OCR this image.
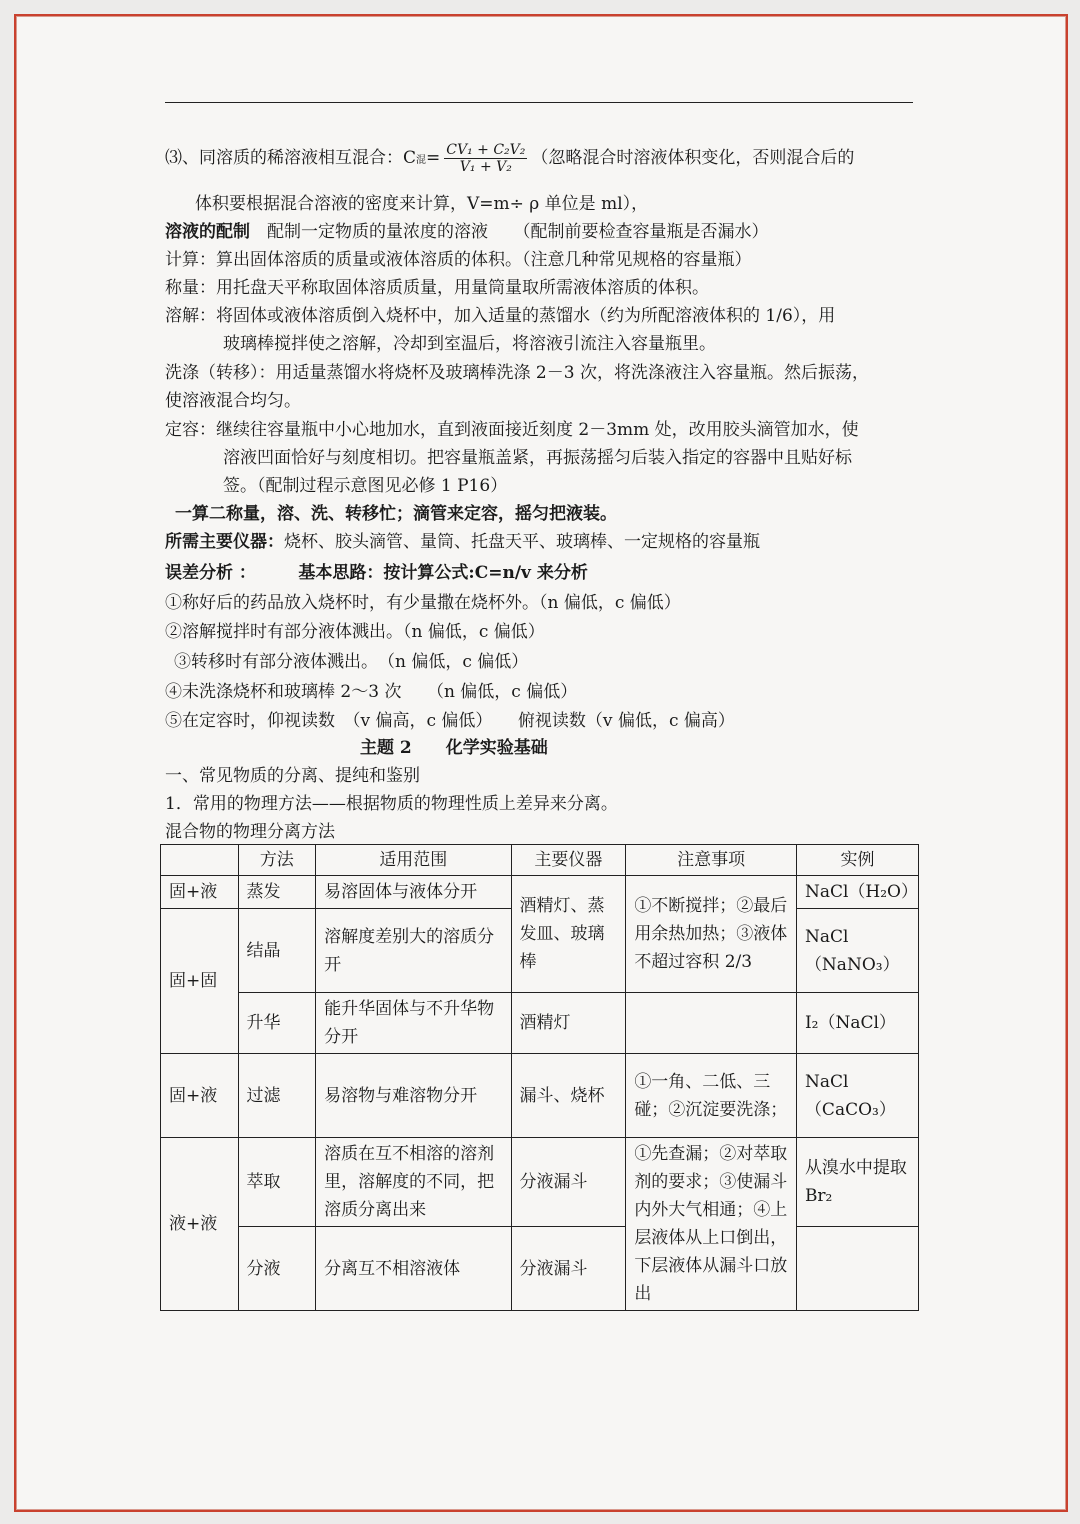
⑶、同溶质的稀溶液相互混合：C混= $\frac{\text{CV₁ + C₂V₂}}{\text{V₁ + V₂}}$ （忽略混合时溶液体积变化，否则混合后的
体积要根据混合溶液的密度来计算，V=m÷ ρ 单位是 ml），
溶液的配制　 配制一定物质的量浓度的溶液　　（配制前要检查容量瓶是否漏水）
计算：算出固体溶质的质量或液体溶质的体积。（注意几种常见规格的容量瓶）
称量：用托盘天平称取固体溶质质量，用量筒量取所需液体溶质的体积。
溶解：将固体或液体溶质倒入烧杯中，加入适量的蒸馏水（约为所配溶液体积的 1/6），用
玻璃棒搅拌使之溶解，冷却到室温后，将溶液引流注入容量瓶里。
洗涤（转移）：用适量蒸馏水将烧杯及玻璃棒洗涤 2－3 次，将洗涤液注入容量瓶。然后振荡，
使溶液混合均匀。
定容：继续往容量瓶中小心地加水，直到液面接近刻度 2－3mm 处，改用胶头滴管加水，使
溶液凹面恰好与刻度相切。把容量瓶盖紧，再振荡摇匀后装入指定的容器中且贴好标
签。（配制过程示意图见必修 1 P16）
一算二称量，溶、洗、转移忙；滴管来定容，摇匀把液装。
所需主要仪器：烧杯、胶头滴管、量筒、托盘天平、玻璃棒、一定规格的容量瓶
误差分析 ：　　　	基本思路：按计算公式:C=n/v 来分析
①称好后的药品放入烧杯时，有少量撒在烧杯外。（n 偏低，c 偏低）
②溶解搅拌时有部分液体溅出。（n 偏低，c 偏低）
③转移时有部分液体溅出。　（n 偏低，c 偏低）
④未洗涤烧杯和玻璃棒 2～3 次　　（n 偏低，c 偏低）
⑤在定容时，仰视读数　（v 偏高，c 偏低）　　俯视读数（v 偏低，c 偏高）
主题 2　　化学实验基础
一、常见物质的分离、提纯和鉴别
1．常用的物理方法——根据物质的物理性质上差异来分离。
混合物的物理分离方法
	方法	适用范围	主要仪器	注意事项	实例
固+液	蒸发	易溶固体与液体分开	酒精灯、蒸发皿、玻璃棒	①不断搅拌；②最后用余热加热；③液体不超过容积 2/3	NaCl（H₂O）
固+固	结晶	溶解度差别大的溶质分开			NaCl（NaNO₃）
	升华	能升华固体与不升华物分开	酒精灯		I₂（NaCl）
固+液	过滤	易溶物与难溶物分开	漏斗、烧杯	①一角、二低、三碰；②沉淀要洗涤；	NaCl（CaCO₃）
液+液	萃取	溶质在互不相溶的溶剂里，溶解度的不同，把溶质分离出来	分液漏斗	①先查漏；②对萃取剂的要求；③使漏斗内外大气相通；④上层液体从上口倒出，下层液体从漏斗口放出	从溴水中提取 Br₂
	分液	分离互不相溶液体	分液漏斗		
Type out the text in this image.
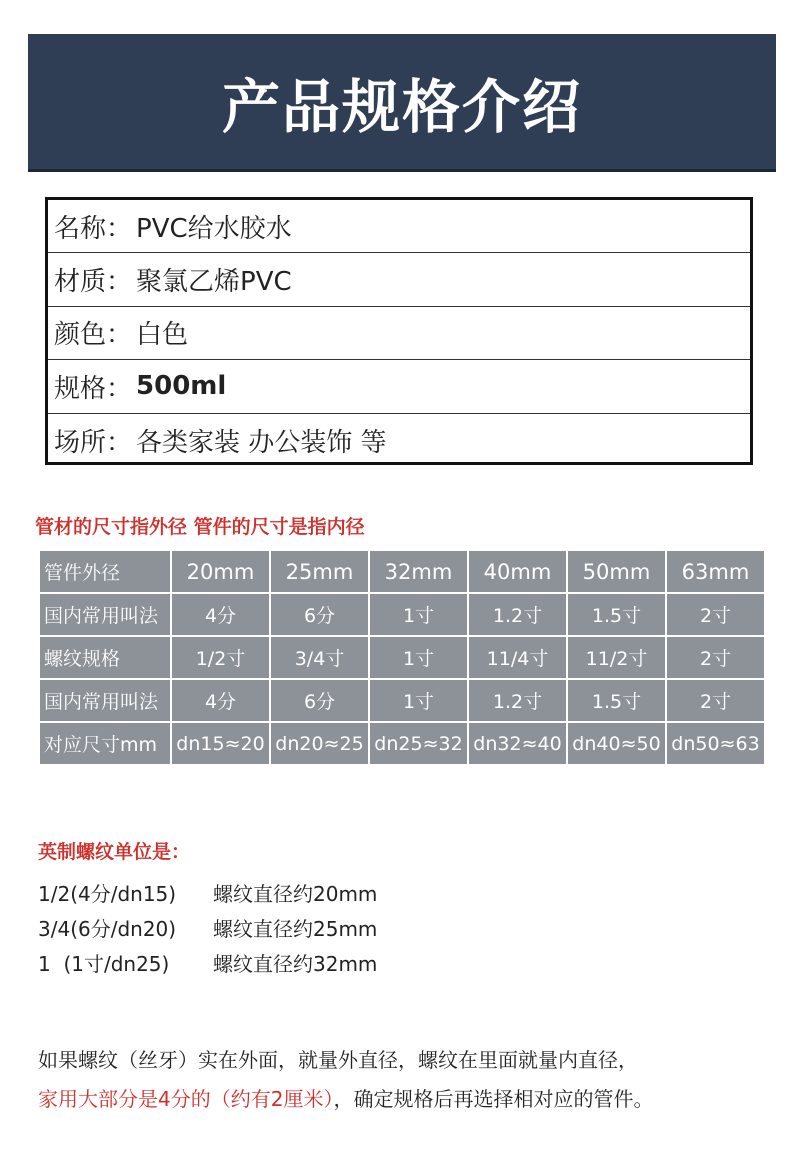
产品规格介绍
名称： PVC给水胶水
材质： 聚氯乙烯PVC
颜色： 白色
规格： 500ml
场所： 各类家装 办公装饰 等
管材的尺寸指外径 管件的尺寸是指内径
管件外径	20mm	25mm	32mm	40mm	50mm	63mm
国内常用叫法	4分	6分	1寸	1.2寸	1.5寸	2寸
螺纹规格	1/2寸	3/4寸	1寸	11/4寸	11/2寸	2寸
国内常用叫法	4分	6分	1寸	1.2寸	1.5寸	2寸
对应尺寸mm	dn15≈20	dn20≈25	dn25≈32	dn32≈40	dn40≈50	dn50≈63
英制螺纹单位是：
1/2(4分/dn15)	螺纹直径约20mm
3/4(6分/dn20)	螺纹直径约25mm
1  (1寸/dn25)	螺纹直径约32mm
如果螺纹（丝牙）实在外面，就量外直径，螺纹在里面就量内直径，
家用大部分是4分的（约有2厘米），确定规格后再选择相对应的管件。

Given problem: Provide the count, and nothing else, of lines in the data above where the word "分液漏斗" occurs.

Written response: 2